● STATED PROBLEM:
Each entry below is to be printed verbatim.

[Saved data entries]

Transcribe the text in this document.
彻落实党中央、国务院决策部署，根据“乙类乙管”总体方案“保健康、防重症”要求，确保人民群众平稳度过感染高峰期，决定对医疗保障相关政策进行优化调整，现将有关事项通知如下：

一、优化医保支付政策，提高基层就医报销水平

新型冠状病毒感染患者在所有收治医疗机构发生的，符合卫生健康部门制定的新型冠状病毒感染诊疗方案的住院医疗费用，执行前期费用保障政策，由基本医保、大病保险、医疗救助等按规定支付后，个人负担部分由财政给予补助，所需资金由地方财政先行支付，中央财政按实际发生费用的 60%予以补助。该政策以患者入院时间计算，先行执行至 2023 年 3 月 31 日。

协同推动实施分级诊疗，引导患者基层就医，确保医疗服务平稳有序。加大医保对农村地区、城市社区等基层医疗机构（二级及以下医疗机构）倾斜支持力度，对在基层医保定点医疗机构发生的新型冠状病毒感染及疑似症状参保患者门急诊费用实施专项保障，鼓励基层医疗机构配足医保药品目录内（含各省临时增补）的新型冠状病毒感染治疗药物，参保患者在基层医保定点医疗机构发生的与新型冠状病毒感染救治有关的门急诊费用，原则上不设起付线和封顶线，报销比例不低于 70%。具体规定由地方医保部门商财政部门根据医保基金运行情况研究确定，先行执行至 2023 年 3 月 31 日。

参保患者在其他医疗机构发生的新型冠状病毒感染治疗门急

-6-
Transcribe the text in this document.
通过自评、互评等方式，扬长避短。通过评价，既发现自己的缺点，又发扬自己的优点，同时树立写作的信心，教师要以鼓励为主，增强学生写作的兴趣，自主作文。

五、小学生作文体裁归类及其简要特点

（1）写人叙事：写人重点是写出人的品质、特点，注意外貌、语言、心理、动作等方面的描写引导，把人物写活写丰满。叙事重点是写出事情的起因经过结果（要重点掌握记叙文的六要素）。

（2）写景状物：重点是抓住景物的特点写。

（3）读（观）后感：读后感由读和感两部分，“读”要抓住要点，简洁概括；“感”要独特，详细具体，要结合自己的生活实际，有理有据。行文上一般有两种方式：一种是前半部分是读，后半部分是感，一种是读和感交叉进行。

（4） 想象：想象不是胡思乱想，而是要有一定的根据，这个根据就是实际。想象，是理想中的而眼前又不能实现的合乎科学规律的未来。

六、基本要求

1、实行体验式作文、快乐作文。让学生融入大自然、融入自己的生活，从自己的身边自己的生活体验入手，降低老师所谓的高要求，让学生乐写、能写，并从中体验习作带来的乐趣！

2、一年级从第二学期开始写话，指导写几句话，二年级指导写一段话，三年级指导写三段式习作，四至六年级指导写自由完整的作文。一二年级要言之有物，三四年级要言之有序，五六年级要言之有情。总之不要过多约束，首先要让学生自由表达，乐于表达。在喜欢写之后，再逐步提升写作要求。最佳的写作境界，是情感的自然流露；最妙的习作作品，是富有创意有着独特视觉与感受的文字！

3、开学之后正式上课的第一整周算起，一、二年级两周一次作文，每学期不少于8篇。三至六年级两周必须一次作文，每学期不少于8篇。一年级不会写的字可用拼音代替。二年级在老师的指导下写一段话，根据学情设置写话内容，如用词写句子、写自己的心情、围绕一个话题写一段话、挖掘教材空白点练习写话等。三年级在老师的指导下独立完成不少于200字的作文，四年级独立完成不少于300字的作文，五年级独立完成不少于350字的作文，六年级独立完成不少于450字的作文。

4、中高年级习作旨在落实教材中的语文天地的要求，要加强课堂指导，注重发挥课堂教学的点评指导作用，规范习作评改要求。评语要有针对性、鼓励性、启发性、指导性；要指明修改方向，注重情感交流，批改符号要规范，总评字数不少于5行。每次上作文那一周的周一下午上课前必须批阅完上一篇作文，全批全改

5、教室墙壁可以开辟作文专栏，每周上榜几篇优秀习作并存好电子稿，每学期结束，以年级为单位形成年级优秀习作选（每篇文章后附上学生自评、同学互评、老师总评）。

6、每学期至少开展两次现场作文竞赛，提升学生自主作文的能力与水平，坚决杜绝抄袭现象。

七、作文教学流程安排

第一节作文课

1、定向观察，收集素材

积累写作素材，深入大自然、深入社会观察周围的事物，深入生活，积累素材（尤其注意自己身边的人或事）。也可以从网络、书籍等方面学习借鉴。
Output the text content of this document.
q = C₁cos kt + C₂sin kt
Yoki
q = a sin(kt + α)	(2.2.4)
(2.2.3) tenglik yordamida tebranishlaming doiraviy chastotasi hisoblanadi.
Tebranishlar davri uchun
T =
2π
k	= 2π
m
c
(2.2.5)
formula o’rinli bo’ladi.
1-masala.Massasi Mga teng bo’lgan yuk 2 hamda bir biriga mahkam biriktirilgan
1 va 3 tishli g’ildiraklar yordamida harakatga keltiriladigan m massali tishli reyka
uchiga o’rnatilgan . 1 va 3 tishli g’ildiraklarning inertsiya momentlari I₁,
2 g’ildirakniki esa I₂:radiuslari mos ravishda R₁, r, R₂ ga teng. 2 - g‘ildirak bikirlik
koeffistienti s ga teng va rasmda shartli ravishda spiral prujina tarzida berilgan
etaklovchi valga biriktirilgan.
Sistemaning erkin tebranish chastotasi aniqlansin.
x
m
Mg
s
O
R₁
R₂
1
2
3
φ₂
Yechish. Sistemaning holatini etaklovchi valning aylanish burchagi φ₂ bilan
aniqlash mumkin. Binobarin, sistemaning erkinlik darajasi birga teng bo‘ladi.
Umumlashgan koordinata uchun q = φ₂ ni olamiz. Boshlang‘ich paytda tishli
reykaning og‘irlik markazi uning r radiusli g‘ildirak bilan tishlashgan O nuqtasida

● RESPONSE BELOW:
Transcribe the text in this document.
彻落实党中央、国务院决策部署，根据“乙类乙管”总体方案“保健康、防重症”要求，确保人民群众平稳度过感染高峰期，决定对医疗保障相关政策进行优化调整，现将有关事项通知如下：

一、优化医保支付政策，提高基层就医报销水平

新型冠状病毒感染患者在所有收治医疗机构发生的，符合卫生健康部门制定的新型冠状病毒感染诊疗方案的住院医疗费用，执行前期费用保障政策，由基本医保、大病保险、医疗救助等按规定支付后，个人负担部分由财政给予补助，所需资金由地方财政先行支付，中央财政按实际发生费用的 60%予以补助。该政策以患者入院时间计算，先行执行至 2023 年 3 月 31 日。

协同推动实施分级诊疗，引导患者基层就医，确保医疗服务平稳有序。加大医保对农村地区、城市社区等基层医疗机构（二级及以下医疗机构）倾斜支持力度，对在基层医保定点医疗机构发生的新型冠状病毒感染及疑似症状参保患者门急诊费用实施专项保障，鼓励基层医疗机构配足医保药品目录内（含各省临时增补）的新型冠状病毒感染治疗药物，参保患者在基层医保定点医疗机构发生的与新型冠状病毒感染救治有关的门急诊费用，原则上不设起付线和封顶线，报销比例不低于 70%。具体规定由地方医保部门商财政部门根据医保基金运行情况研究确定，先行执行至 2023 年 3 月 31 日。

参保患者在其他医疗机构发生的新型冠状病毒感染治疗门急

-6-
Transcribe the text in this document.
通过自评、互评等方式，扬长避短。通过评价，既发现自己的缺点，又发扬自己的优点，同时树立写作的信心，教师要以鼓励为主，增强学生写作的兴趣，自主作文。

五、小学生作文体裁归类及其简要特点

（1）写人叙事：写人重点是写出人的品质、特点，注意外貌、语言、心理、动作等方面的描写引导，把人物写活写丰满。叙事重点是写出事情的起因经过结果（要重点掌握记叙文的六要素）。

（2）写景状物：重点是抓住景物的特点写。

（3）读（观）后感：读后感由读和感两部分，“读”要抓住要点，简洁概括；“感”要独特，详细具体，要结合自己的生活实际，有理有据。行文上一般有两种方式：一种是前半部分是读，后半部分是感，一种是读和感交叉进行。

（4） 想象：想象不是胡思乱想，而是要有一定的根据，这个根据就是实际。想象，是理想中的而眼前又不能实现的合乎科学规律的未来。

六、基本要求

1、实行体验式作文、快乐作文。让学生融入大自然、融入自己的生活，从自己的身边自己的生活体验入手，降低老师所谓的高要求，让学生乐写、能写，并从中体验习作带来的乐趣！

2、一年级从第二学期开始写话，指导写几句话，二年级指导写一段话，三年级指导写三段式习作，四至六年级指导写自由完整的作文。一二年级要言之有物，三四年级要言之有序，五六年级要言之有情。总之不要过多约束，首先要让学生自由表达，乐于表达。在喜欢写之后，再逐步提升写作要求。最佳的写作境界，是情感的自然流露；最妙的习作作品，是富有创意有着独特视觉与感受的文字！

3、开学之后正式上课的第一整周算起，一、二年级两周一次作文，每学期不少于8篇。三至六年级两周必须一次作文，每学期不少于8篇。一年级不会写的字可用拼音代替。二年级在老师的指导下写一段话，根据学情设置写话内容，如用词写句子、写自己的心情、围绕一个话题写一段话、挖掘教材空白点练习写话等。三年级在老师的指导下独立完成不少于200字的作文，四年级独立完成不少于300字的作文，五年级独立完成不少于350字的作文，六年级独立完成不少于450字的作文。

4、中高年级习作旨在落实教材中的语文天地的要求，要加强课堂指导，注重发挥课堂教学的点评指导作用，规范习作评改要求。评语要有针对性、鼓励性、启发性、指导性；要指明修改方向，注重情感交流，批改符号要规范，总评字数不少于5行。每次上作文那一周的周一下午上课前必须批阅完上一篇作文，全批全改

5、教室墙壁可以开辟作文专栏，每周上榜几篇优秀习作并存好电子稿，每学期结束，以年级为单位形成年级优秀习作选（每篇文章后附上学生自评、同学互评、老师总评）。

6、每学期至少开展两次现场作文竞赛，提升学生自主作文的能力与水平，坚决杜绝抄袭现象。

七、作文教学流程安排

第一节作文课

1、定向观察，收集素材

积累写作素材，深入大自然、深入社会观察周围的事物，深入生活，积累素材（尤其注意自己身边的人或事）。也可以从网络、书籍等方面学习借鉴。
Output the text content of this document.
q = C₁cos kt + C₂sin kt
Yoki
q = a sin(kt + α)	(2.2.4)
(2.2.3) tenglik yordamida tebranishlaming doiraviy chastotasi hisoblanadi.
Tebranishlar davri uchun
T =
2π
k	= 2π
m
c
(2.2.5)
formula o’rinli bo’ladi.
1-masala.Massasi Mga teng bo’lgan yuk 2 hamda bir biriga mahkam biriktirilgan
1 va 3 tishli g’ildiraklar yordamida harakatga keltiriladigan m massali tishli reyka
uchiga o’rnatilgan . 1 va 3 tishli g’ildiraklarning inertsiya momentlari I₁,
2 g’ildirakniki esa I₂:radiuslari mos ravishda R₁, r, R₂ ga teng. 2 - g‘ildirak bikirlik
koeffistienti s ga teng va rasmda shartli ravishda spiral prujina tarzida berilgan
etaklovchi valga biriktirilgan.
Sistemaning erkin tebranish chastotasi aniqlansin.
x
m
Mg
s
O
R₁
R₂
1
2
3
φ₂
Yechish. Sistemaning holatini etaklovchi valning aylanish burchagi φ₂ bilan
aniqlash mumkin. Binobarin, sistemaning erkinlik darajasi birga teng bo‘ladi.
Umumlashgan koordinata uchun q = φ₂ ni olamiz. Boshlang‘ich paytda tishli
reykaning og‘irlik markazi uning r radiusli g‘ildirak bilan tishlashgan O nuqtasida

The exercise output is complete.